Problem statement
Type out the data exactly as given. Skip any image.

*** Available data ***

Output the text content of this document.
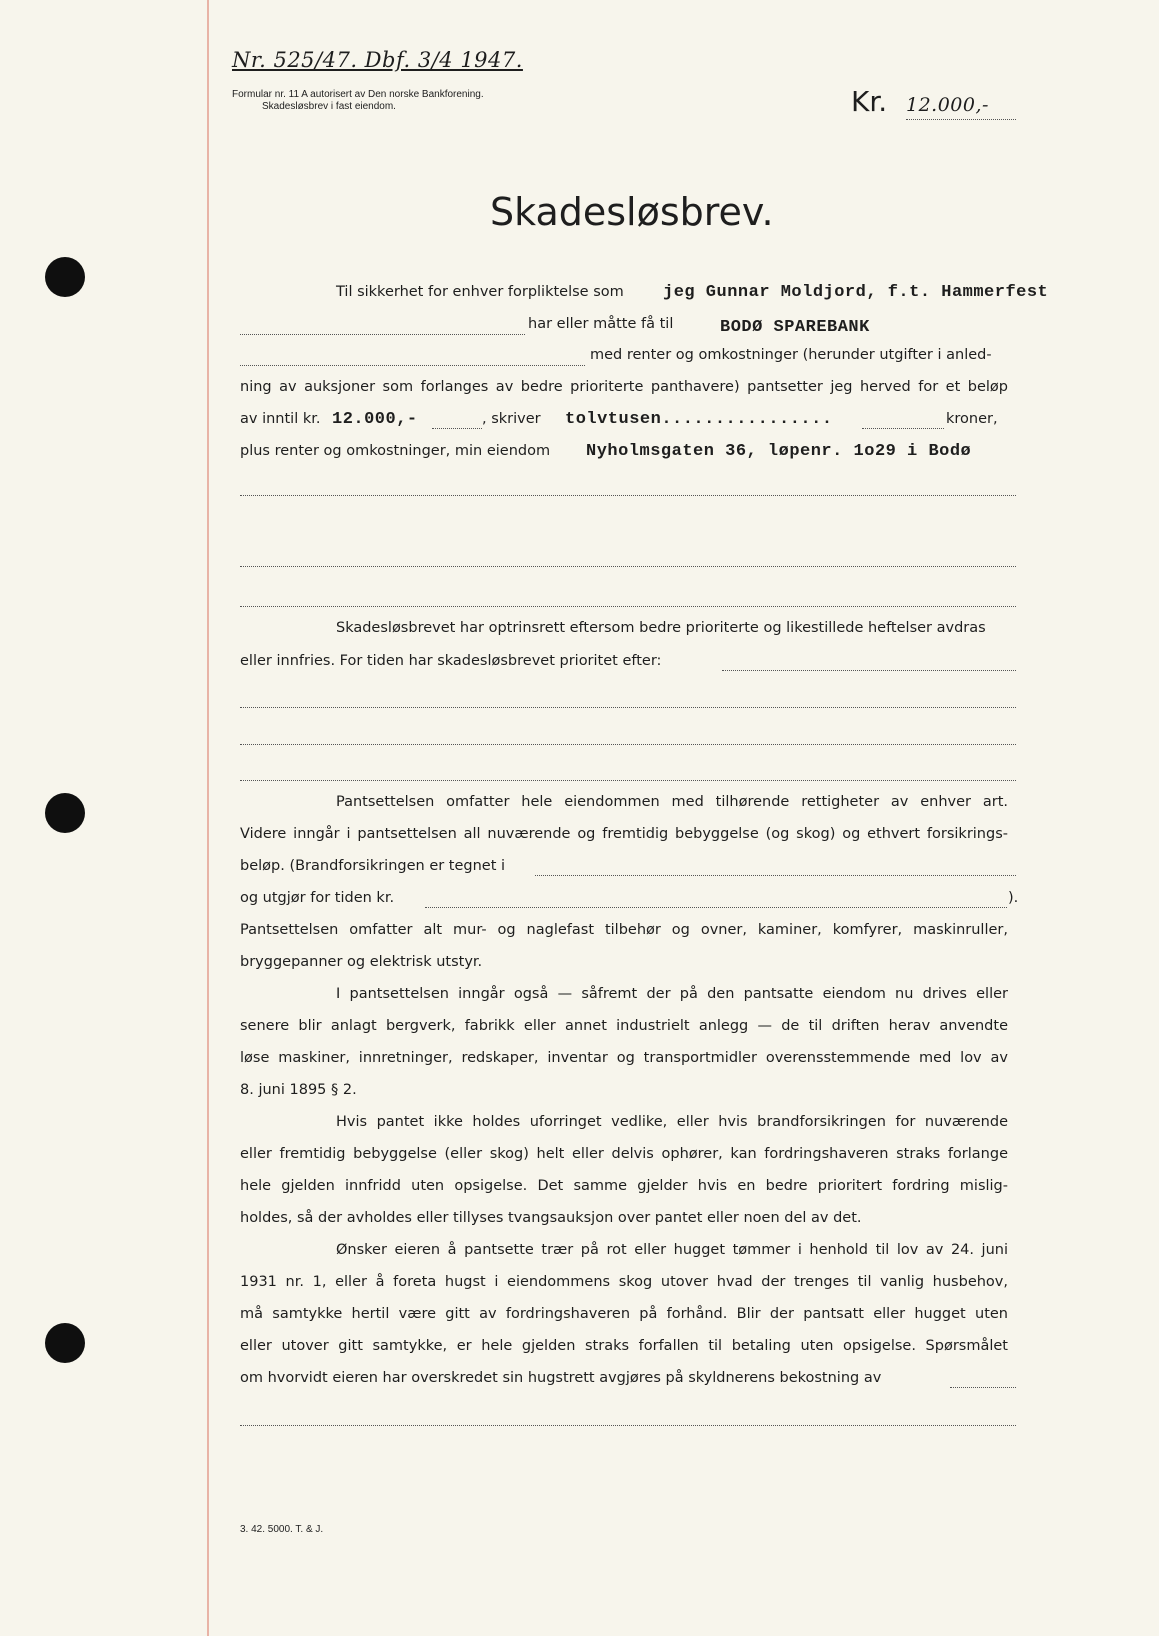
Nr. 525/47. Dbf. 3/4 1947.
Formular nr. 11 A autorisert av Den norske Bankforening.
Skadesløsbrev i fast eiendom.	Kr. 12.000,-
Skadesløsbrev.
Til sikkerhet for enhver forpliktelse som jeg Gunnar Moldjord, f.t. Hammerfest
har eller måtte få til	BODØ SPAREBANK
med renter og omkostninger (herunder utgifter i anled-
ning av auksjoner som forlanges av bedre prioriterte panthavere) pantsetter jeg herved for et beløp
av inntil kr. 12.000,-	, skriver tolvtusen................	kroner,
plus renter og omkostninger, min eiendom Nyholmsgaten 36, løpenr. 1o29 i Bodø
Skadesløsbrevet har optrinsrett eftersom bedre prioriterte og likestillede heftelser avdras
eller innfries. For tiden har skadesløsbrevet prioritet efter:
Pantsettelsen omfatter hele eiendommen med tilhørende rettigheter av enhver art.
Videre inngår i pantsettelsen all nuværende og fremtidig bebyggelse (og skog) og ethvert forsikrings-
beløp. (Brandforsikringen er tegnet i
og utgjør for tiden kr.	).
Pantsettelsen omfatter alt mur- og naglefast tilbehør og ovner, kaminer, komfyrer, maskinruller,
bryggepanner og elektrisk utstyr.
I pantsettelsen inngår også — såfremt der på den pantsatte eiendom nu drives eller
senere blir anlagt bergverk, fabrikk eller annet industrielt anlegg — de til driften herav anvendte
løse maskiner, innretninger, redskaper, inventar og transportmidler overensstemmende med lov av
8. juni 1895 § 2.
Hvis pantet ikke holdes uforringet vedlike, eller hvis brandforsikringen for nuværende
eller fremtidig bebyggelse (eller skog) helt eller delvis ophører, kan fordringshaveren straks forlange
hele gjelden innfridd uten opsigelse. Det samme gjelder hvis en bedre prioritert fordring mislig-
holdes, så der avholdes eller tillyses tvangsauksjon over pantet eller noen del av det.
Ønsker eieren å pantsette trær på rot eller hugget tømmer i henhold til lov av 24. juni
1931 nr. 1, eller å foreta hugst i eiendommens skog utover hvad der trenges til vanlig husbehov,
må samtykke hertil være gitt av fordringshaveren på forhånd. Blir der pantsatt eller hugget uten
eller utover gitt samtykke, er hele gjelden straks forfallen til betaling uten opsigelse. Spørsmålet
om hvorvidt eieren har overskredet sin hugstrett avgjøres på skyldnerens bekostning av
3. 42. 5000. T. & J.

***

Exercise result
Output the text content of this document.
Nr. 525/47. Dbf. 3/4 1947.
Formular nr. 11 A autorisert av Den norske Bankforening.
Skadesløsbrev i fast eiendom.	Kr. 12.000,-
Skadesløsbrev.
Til sikkerhet for enhver forpliktelse som jeg Gunnar Moldjord, f.t. Hammerfest
har eller måtte få til	BODØ SPAREBANK
med renter og omkostninger (herunder utgifter i anled-
ning av auksjoner som forlanges av bedre prioriterte panthavere) pantsetter jeg herved for et beløp
av inntil kr. 12.000,-	, skriver tolvtusen................	kroner,
plus renter og omkostninger, min eiendom Nyholmsgaten 36, løpenr. 1o29 i Bodø
Skadesløsbrevet har optrinsrett eftersom bedre prioriterte og likestillede heftelser avdras
eller innfries. For tiden har skadesløsbrevet prioritet efter:
Pantsettelsen omfatter hele eiendommen med tilhørende rettigheter av enhver art.
Videre inngår i pantsettelsen all nuværende og fremtidig bebyggelse (og skog) og ethvert forsikrings-
beløp. (Brandforsikringen er tegnet i
og utgjør for tiden kr.	).
Pantsettelsen omfatter alt mur- og naglefast tilbehør og ovner, kaminer, komfyrer, maskinruller,
bryggepanner og elektrisk utstyr.
I pantsettelsen inngår også — såfremt der på den pantsatte eiendom nu drives eller
senere blir anlagt bergverk, fabrikk eller annet industrielt anlegg — de til driften herav anvendte
løse maskiner, innretninger, redskaper, inventar og transportmidler overensstemmende med lov av
8. juni 1895 § 2.
Hvis pantet ikke holdes uforringet vedlike, eller hvis brandforsikringen for nuværende
eller fremtidig bebyggelse (eller skog) helt eller delvis ophører, kan fordringshaveren straks forlange
hele gjelden innfridd uten opsigelse. Det samme gjelder hvis en bedre prioritert fordring mislig-
holdes, så der avholdes eller tillyses tvangsauksjon over pantet eller noen del av det.
Ønsker eieren å pantsette trær på rot eller hugget tømmer i henhold til lov av 24. juni
1931 nr. 1, eller å foreta hugst i eiendommens skog utover hvad der trenges til vanlig husbehov,
må samtykke hertil være gitt av fordringshaveren på forhånd. Blir der pantsatt eller hugget uten
eller utover gitt samtykke, er hele gjelden straks forfallen til betaling uten opsigelse. Spørsmålet
om hvorvidt eieren har overskredet sin hugstrett avgjøres på skyldnerens bekostning av
3. 42. 5000. T. & J.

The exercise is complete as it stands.